## [Prompt]
Which lines in the records below contain the word "开创了群星闪耀的"? Copy each one out.

## [Listing]
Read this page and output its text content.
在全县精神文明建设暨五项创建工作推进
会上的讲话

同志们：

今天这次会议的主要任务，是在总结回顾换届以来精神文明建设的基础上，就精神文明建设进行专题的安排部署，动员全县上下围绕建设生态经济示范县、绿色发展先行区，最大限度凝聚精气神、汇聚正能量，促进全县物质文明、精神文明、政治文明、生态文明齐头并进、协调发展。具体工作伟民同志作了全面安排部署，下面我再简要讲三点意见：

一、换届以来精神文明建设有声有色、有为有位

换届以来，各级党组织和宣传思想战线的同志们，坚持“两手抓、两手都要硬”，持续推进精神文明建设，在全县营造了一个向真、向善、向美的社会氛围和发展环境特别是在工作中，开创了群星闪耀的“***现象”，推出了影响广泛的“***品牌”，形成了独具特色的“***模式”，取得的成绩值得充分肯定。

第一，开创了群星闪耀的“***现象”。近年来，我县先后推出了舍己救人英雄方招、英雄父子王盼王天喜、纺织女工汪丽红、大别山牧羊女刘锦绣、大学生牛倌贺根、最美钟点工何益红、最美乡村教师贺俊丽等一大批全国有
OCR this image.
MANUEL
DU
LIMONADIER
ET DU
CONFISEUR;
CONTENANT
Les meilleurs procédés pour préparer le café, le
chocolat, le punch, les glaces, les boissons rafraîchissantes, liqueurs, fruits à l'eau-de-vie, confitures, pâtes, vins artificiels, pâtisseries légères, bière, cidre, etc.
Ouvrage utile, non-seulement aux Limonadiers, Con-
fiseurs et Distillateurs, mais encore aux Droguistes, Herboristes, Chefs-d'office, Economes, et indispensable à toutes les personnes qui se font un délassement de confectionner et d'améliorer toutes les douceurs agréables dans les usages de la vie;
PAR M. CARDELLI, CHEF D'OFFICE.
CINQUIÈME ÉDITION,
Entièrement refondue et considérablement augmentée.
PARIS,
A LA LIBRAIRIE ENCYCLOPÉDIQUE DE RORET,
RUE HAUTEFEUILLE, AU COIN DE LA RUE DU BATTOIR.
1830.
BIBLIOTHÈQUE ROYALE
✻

## [The reply]
换届以来，各级党组织和宣传思想战线的同志们，坚持“两手抓、两手都要硬”，持续推进精神文明建设，在全县营造了一个向真、向善、向美的社会氛围和发展环境特别是在工作中，开创了群星闪耀的“***现象”，推出了影响广泛的“***品牌”，形成了独具特色的“***模式”，取得的成绩值得充分肯定。
第一，开创了群星闪耀的“***现象”。近年来，我县先后推出了舍己救人英雄方招、英雄父子王盼王天喜、纺织女工汪丽红、大别山牧羊女刘锦绣、大学生牛倌贺根、最美钟点工何益红、最美乡村教师贺俊丽等一大批全国有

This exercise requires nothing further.